-- Start Record extracts --

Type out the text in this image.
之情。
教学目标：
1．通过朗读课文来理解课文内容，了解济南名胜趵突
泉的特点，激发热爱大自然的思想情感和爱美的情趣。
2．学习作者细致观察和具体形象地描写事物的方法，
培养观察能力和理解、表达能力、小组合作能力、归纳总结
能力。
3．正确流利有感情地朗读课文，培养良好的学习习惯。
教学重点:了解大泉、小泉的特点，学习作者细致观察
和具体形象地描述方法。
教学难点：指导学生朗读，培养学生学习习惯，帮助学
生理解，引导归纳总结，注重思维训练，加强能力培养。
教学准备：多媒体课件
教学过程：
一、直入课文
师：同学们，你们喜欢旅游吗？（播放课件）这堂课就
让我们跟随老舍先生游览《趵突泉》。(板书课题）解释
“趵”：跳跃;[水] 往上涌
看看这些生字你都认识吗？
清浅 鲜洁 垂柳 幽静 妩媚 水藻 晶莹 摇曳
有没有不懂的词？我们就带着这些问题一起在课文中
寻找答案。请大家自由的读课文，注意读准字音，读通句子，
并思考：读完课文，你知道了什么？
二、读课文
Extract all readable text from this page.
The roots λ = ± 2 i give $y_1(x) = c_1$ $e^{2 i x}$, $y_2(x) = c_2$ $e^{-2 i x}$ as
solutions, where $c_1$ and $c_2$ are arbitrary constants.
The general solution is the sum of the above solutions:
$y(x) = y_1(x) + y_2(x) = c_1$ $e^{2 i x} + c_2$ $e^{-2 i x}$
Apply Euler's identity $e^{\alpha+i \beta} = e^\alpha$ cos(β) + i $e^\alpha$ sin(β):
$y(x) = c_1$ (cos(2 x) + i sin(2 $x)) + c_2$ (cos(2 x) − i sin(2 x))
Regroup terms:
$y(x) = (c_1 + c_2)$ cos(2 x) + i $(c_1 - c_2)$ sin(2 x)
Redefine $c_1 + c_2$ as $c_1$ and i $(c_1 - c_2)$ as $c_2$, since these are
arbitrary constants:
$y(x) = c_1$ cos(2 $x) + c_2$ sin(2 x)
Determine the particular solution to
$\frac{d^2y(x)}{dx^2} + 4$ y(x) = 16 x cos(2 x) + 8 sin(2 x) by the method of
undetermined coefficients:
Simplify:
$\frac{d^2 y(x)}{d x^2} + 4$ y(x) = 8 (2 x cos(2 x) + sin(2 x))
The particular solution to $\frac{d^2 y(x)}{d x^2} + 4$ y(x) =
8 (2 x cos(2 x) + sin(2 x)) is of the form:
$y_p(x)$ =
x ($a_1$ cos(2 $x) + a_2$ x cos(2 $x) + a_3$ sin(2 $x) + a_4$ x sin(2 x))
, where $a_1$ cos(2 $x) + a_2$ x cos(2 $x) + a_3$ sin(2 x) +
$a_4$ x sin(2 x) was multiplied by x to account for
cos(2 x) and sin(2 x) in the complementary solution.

-- End Record extracts --

| Goal |
Which lines contain the word "this"? Return each of them.

| Reply to the task |
Type out the text in this image.
Extract all readable text from this page.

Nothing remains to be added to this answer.